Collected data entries
________

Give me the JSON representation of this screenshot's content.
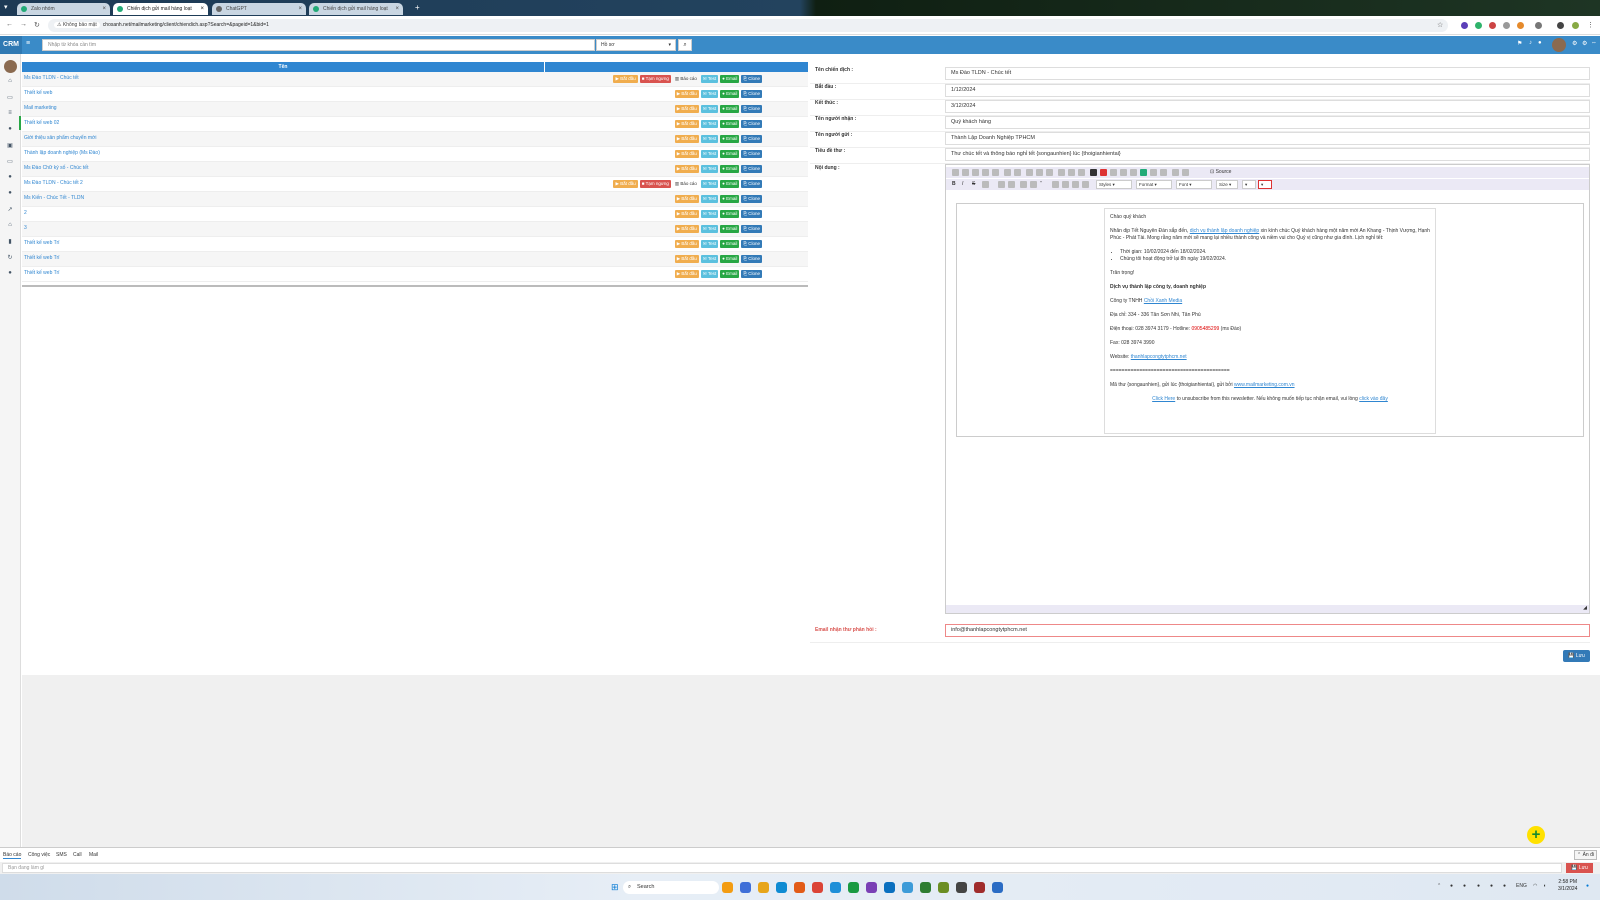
{
  "browser": {
    "tabs": [
      {
        "title": "Zalo nhóm"
      },
      {
        "title": "Chiến dịch gửi mail hàng loạt"
      },
      {
        "title": "ChatGPT"
      },
      {
        "title": "Chiến dịch gửi mail hàng loạt"
      }
    ],
    "security_label": "Không bảo mật",
    "url": "chosanh.net/mailmarketing/client/chiendich.asp?Search=&pageid=1&bid=1"
  },
  "crm": {
    "logo": "CRM",
    "search_placeholder": "Nhập từ khóa cần tìm",
    "search_category": "Hồ sơ"
  },
  "campaign_list": {
    "header_name": "Tên",
    "labels": {
      "start": "Bắt đầu",
      "stop": "Tạm ngưng",
      "report": "Báo cáo",
      "test": "Test",
      "email": "Email",
      "clone": "Clone"
    },
    "rows": [
      {
        "name": "Ms Đào TLDN - Chúc tết",
        "running": true
      },
      {
        "name": "Thiết kế web",
        "running": false
      },
      {
        "name": "Mail marketing",
        "running": false
      },
      {
        "name": "Thiết kế web 02",
        "running": false
      },
      {
        "name": "Giới thiệu sản phẩm chuyển mới",
        "running": false
      },
      {
        "name": "Thành lập doanh nghiệp (Ms Đào)",
        "running": false
      },
      {
        "name": "Ms Đào Chữ ký số - Chúc tết",
        "running": false
      },
      {
        "name": "Ms Đào TLDN - Chúc tết 2",
        "running": true
      },
      {
        "name": "Ms Kiến - Chúc Tết - TLDN",
        "running": false
      },
      {
        "name": "2",
        "running": false
      },
      {
        "name": "3",
        "running": false
      },
      {
        "name": "Thiết kế web Trí",
        "running": false
      },
      {
        "name": "Thiết kế web Trí",
        "running": false
      },
      {
        "name": "Thiết kế web Trí",
        "running": false
      }
    ]
  },
  "form": {
    "campaign_name_label": "Tên chiến dịch :",
    "campaign_name": "Ms Đào TLDN - Chúc tết",
    "start_label": "Bắt đầu :",
    "start": "1/12/2024",
    "end_label": "Kết thúc :",
    "end": "3/12/2024",
    "recipient_label": "Tên người nhận :",
    "recipient": "Quý khách hàng",
    "sender_label": "Tên người gửi :",
    "sender": "Thành Lập Doanh Nghiệp TPHCM",
    "subject_label": "Tiêu đề thư :",
    "subject": "Thư chúc tết và thông báo nghỉ tết {songaunhien} lúc {thoigianhientai}",
    "content_label": "Nội dung :",
    "reply_email_label": "Email nhận thư phản hồi :",
    "reply_email": "info@thanhlapcongtytphcm.net",
    "save_label": "Lưu"
  },
  "editor": {
    "source_label": "Source",
    "styles_label": "Styles",
    "format_label": "Format",
    "font_label": "Font",
    "size_label": "Size"
  },
  "email_body": {
    "greeting": "Chào quý khách",
    "p1_a": "Nhân dịp Tết Nguyên Đán sắp đến, ",
    "p1_link": "dịch vụ thành lập doanh nghiệp",
    "p1_b": " xin kính chúc Quý khách hàng một năm mới An Khang - Thịnh Vượng, Hạnh Phúc - Phát Tài. Mong rằng năm mới sẽ mang lại nhiều thành công và niềm vui cho Quý vị cũng như gia đình. Lịch nghỉ tết:",
    "bullet1": "Thời gian: 10/02/2024 đến 18/02/2024.",
    "bullet2": "Chúng tôi hoạt động trở lại 8h ngày 19/02/2024.",
    "regards": "Trân trọng!",
    "service": "Dịch vụ thành lập công ty, doanh nghiệp",
    "company_a": "Công ty TNHH ",
    "company_link": "Chồi Xanh Media",
    "address": "Địa chỉ: 334 - 336 Tân Sơn Nhì, Tân Phú",
    "phone_a": "Điện thoại: 028 3974 3179 - Hotline: ",
    "hotline": "0905485299",
    "phone_b": " (ms Đào)",
    "fax": "Fax: 028 3974 3990",
    "website_a": "Website: ",
    "website_link": "thanhlapcongtytphcm.net",
    "divider": "=========================================",
    "mailcode_a": "Mã thư {songaunhien}, gửi lúc {thoigianhientai}, gửi bởi ",
    "mailcode_link": "www.mailmarketing.com.vn",
    "unsub_link1": "Click Here",
    "unsub_text": " to unsubscribe from this newsletter. Nếu không muốn tiếp tục nhận email, vui lòng ",
    "unsub_link2": "click vào đây"
  },
  "bottom": {
    "tabs": [
      "Báo cáo",
      "Công việc",
      "SMS",
      "Call",
      "Mail"
    ],
    "hide_label": "Ẩn đi",
    "note_placeholder": "Bạn đang làm gì",
    "note_save": "Lưu"
  },
  "taskbar": {
    "search_label": "Search",
    "lang": "ENG",
    "time": "2:58 PM",
    "date": "3/1/2024"
  }
}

________

REQUIRED WORK
Whichever lines contain the string "người", select and copy them.

SOLUTION TO THIS EXERCISE
    "recipient_label": "Tên người nhận :",
    "sender_label": "Tên người gửi :",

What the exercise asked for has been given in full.